## BEGIN Listed entries

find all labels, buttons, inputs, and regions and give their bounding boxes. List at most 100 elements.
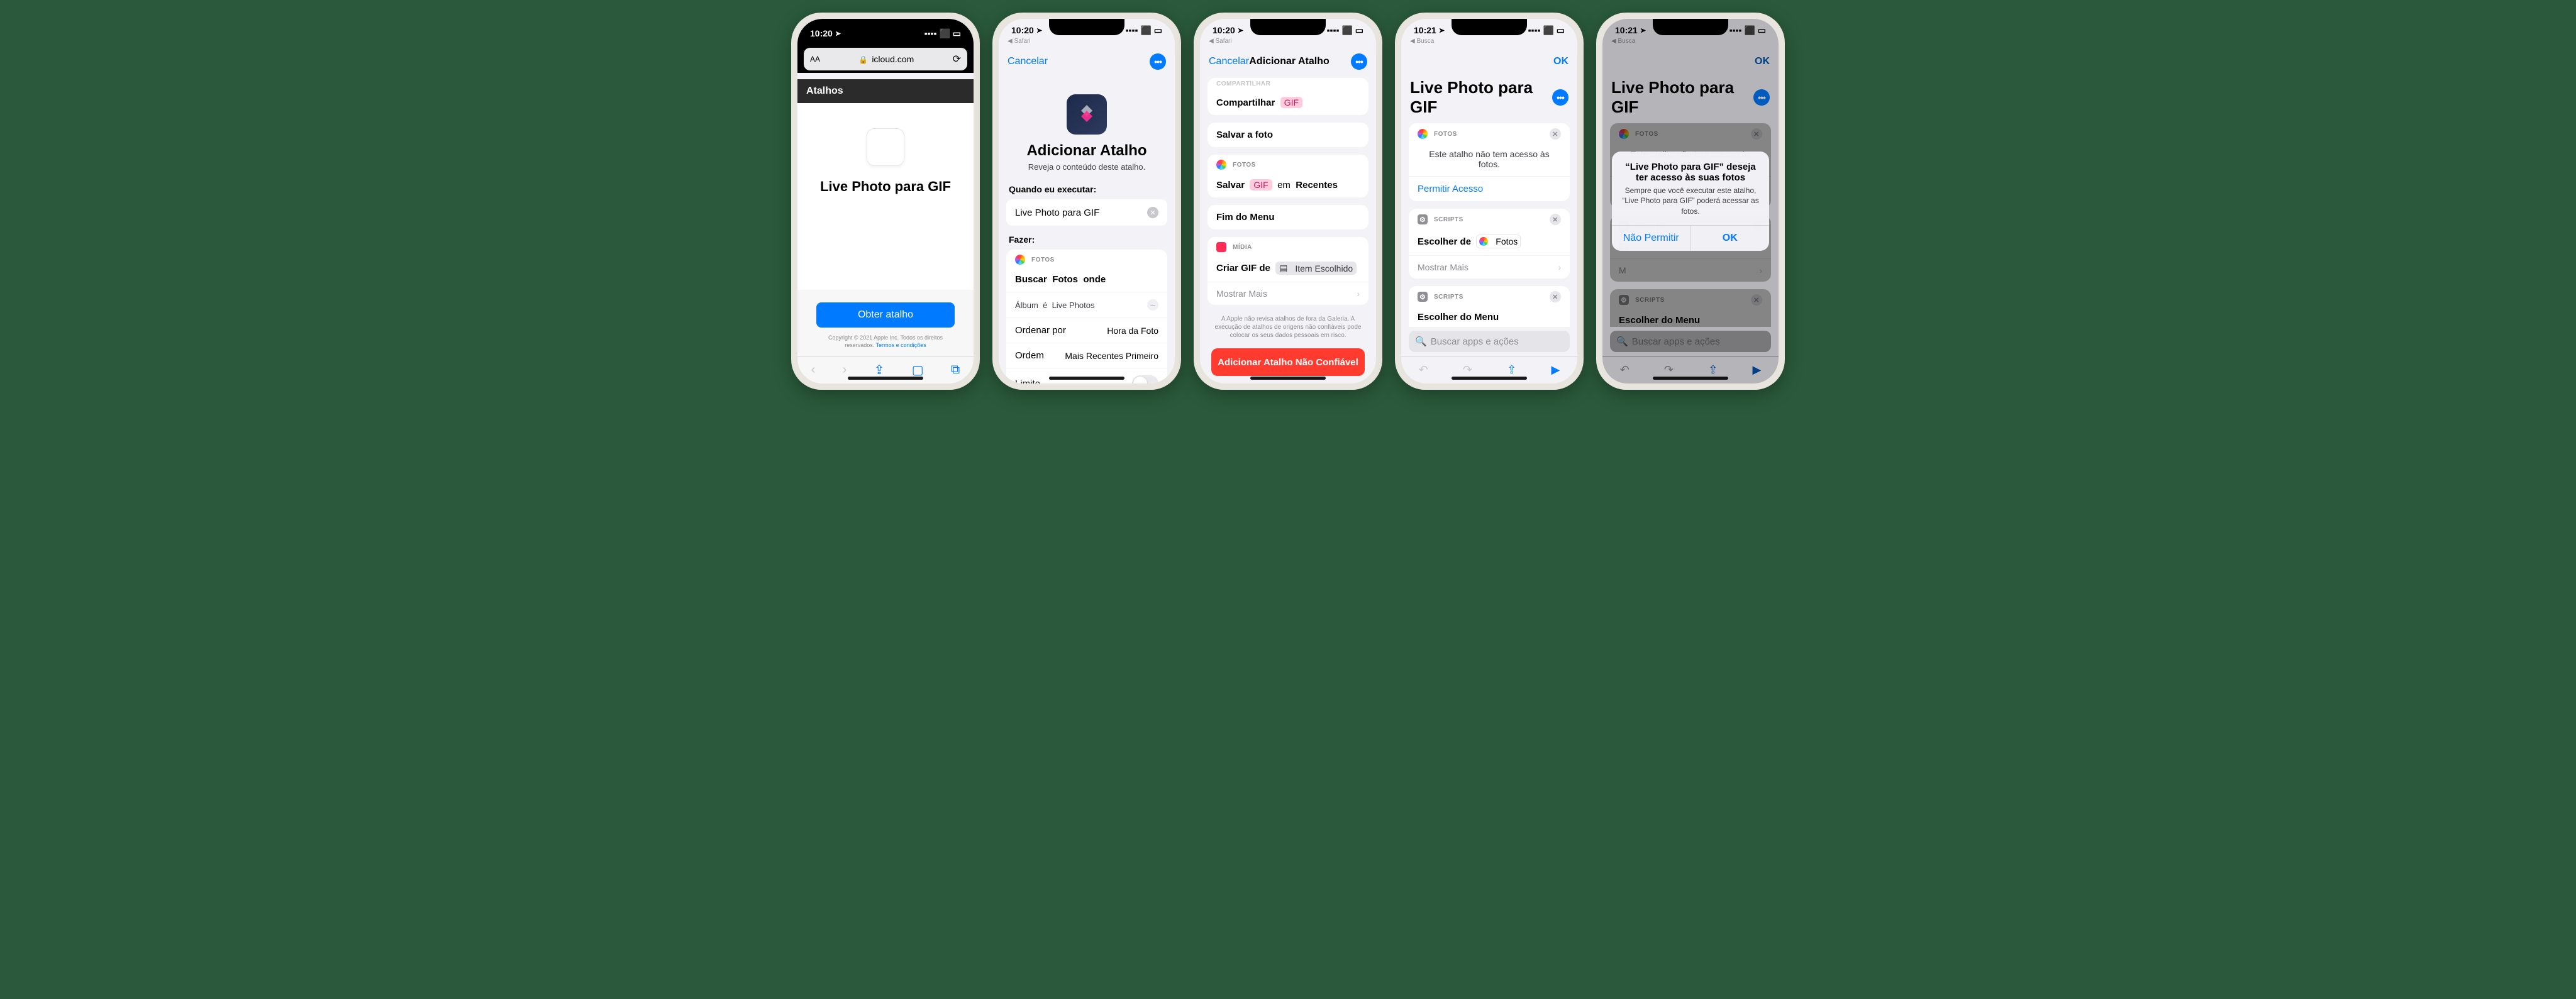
home-indicator[interactable] (1250, 377, 1326, 380)
dont-add-button[interactable]: Não Adicionar (1200, 382, 1376, 384)
close-icon[interactable]: ✕ (1550, 128, 1561, 140)
status-time: 10:20 (1011, 25, 1034, 35)
share-action-row: Compartilhar GIF (1208, 90, 1368, 115)
trust-disclaimer: A Apple não revisa atalhos de fora da Ga… (1200, 312, 1376, 342)
photos-icon (1418, 129, 1428, 139)
undo-icon[interactable]: ↶ (1419, 363, 1428, 377)
action-card-share: COMPARTILHAR Compartilhar GIF (1208, 78, 1368, 115)
terms-link[interactable]: Termos e condições (876, 342, 926, 348)
when-label: Quando eu executar: (999, 184, 1175, 199)
more-icon[interactable]: ••• (1351, 53, 1367, 70)
more-icon[interactable]: ••• (1150, 53, 1166, 70)
chosen-item-variable[interactable]: ▤ Item Escolhido (1275, 262, 1357, 275)
clear-icon[interactable]: ✕ (1147, 207, 1158, 218)
status-icons: ▪▪▪▪ ⬛ ▭ (1126, 25, 1162, 36)
action-row: Buscar Fotos onde (1006, 267, 1167, 292)
media-icon (1216, 242, 1226, 252)
shortcut-preview-icon (867, 128, 904, 166)
status-icons: ▪▪▪▪ ⬛ ▭ (1528, 25, 1565, 36)
save-action-row: Salvar GIF em Recentes (1208, 172, 1368, 197)
gif-variable[interactable]: GIF (1250, 179, 1272, 190)
shortcut-name-input[interactable]: Live Photo para GIF ✕ (1006, 199, 1167, 226)
create-gif-row: Criar GIF de ▤ Item Escolhido (1208, 255, 1368, 282)
cancel-button[interactable]: Cancelar (1209, 56, 1249, 67)
home-indicator[interactable] (848, 377, 923, 380)
play-icon[interactable]: ▶ (1552, 363, 1560, 377)
menu-item-card: Salvar a foto (1208, 123, 1368, 147)
get-shortcut-button[interactable]: Obter atalho (816, 302, 955, 328)
search-icon: 🔍 (1415, 336, 1427, 347)
limit-row[interactable]: Limite (1006, 368, 1167, 384)
show-more-row[interactable]: Mostrar Mais› (1208, 282, 1368, 305)
sheet-subtitle: Reveja o conteúdo deste atalho. (999, 162, 1175, 172)
shortcuts-app-icon (1067, 94, 1107, 135)
phone-2: 10:20➤ ▪▪▪▪ ⬛ ▭ ◀ Safari Cancelar ••• Ad… (992, 13, 1181, 390)
allow-access-button[interactable]: Permitir Acesso (1409, 176, 1570, 201)
action-card-save-photo: FOTOS Salvar GIF em Recentes (1208, 155, 1368, 197)
limit-toggle[interactable] (1132, 375, 1158, 384)
chevron-right-icon: › (1357, 289, 1360, 299)
back-icon[interactable]: ‹ (811, 363, 816, 377)
add-untrusted-button[interactable]: Adicionar Atalho Não Confiável (1211, 348, 1365, 376)
alert-ok-button[interactable]: OK (1690, 226, 1770, 251)
gear-icon: ⚙ (1418, 292, 1428, 302)
url-domain: icloud.com (872, 54, 914, 64)
tabs-icon[interactable]: ⧉ (951, 363, 960, 377)
breadcrumb-safari[interactable]: ◀ Safari (1008, 38, 1031, 45)
location-icon: ➤ (1036, 26, 1042, 35)
action-card-fotos: FOTOS✕ Este atalho não tem acesso às fot… (1409, 123, 1570, 201)
breadcrumb-safari[interactable]: ◀ Safari (1209, 38, 1232, 45)
more-icon[interactable]: ••• (1552, 89, 1568, 106)
shortcut-title: Live Photo para GIF (820, 179, 951, 195)
filter-row[interactable]: Álbum é Live Photos – (1006, 292, 1167, 317)
bookmarks-icon[interactable]: ▢ (912, 362, 924, 378)
phone-3: 10:20➤ ▪▪▪▪ ⬛ ▭ ◀ Safari Cancelar Adicio… (1194, 13, 1382, 390)
breadcrumb-busca[interactable]: ◀ Busca (1410, 38, 1434, 45)
ok-button[interactable]: OK (1531, 56, 1568, 67)
notch (1452, 19, 1527, 35)
order-row[interactable]: OrdemMais Recentes Primeiro (1006, 343, 1167, 368)
page-header: Atalhos (797, 79, 974, 103)
share-icon[interactable]: ⇪ (1507, 363, 1516, 377)
status-time: 10:20 (810, 28, 833, 38)
chevron-right-icon: › (1558, 262, 1561, 272)
share-icon[interactable]: ⇪ (874, 362, 885, 378)
action-card-fotos: FOTOS Buscar Fotos onde Álbum é Live Pho… (1006, 250, 1167, 384)
phone-1: 10:20➤ ▪▪▪▪ ⬛ ▭ AA 🔒icloud.com ⟳ Atalhos… (791, 13, 980, 390)
location-icon: ➤ (1238, 26, 1243, 35)
notch (1049, 19, 1124, 35)
gif-variable[interactable]: GIF (1280, 97, 1302, 108)
home-indicator[interactable] (1049, 377, 1124, 380)
home-indicator[interactable] (1452, 377, 1527, 380)
remove-filter-icon[interactable]: – (1147, 299, 1158, 311)
alert-deny-button[interactable]: Não Permitir (1612, 226, 1690, 251)
reload-icon[interactable]: ⟳ (953, 53, 961, 65)
shortcut-name-value: Live Photo para GIF (1015, 207, 1099, 218)
photos-variable[interactable]: Fotos (1476, 235, 1521, 248)
action-card-choose-menu: ⚙SCRIPTS✕ Escolher do Menu Textoopcional… (1409, 286, 1570, 327)
sort-by-row[interactable]: Ordenar porHora da Foto (1006, 317, 1167, 343)
phone-5: 10:21➤ ▪▪▪▪ ⬛ ▭ ◀ Busca OK Live Photo pa… (1596, 13, 1785, 390)
search-input[interactable]: 🔍Buscar apps e ações (1409, 331, 1570, 352)
close-icon[interactable]: ✕ (1550, 291, 1561, 302)
close-icon[interactable]: ✕ (1550, 214, 1561, 225)
do-label: Fazer: (999, 235, 1175, 250)
sheet-title: Adicionar Atalho (999, 142, 1175, 160)
show-more-row[interactable]: Mostrar Mais› (1409, 255, 1570, 279)
photos-icon (1216, 160, 1226, 170)
shortcut-title: Live Photo para GIF (1410, 78, 1547, 117)
cancel-button[interactable]: Cancelar (1008, 56, 1048, 67)
alert-title: “Live Photo para GIF” deseja ter acesso … (1612, 152, 1769, 185)
phone-4: 10:21➤ ▪▪▪▪ ⬛ ▭ ◀ Busca OK Live Photo pa… (1395, 13, 1584, 390)
alert-message: Sempre que você executar este atalho, “L… (1612, 185, 1769, 225)
safari-url-bar[interactable]: AA 🔒icloud.com ⟳ (804, 48, 967, 70)
gear-icon: ⚙ (1418, 214, 1428, 224)
status-time: 10:20 (1213, 25, 1235, 35)
redo-icon[interactable]: ↷ (1463, 363, 1472, 377)
forward-icon: › (843, 363, 847, 377)
notch (848, 19, 923, 35)
text-size-icon[interactable]: AA (810, 55, 820, 63)
menu-icon: ▤ (1279, 263, 1287, 273)
location-icon: ➤ (835, 30, 841, 38)
status-icons: ▪▪▪▪ ⬛ ▭ (924, 28, 961, 39)
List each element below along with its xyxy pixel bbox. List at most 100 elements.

## END Listed entries

Set problem: Please count the lines of the rows above that contain the string "alert", treating uppercase and lowercase as different, and give only the number.

Answer for this exercise: 4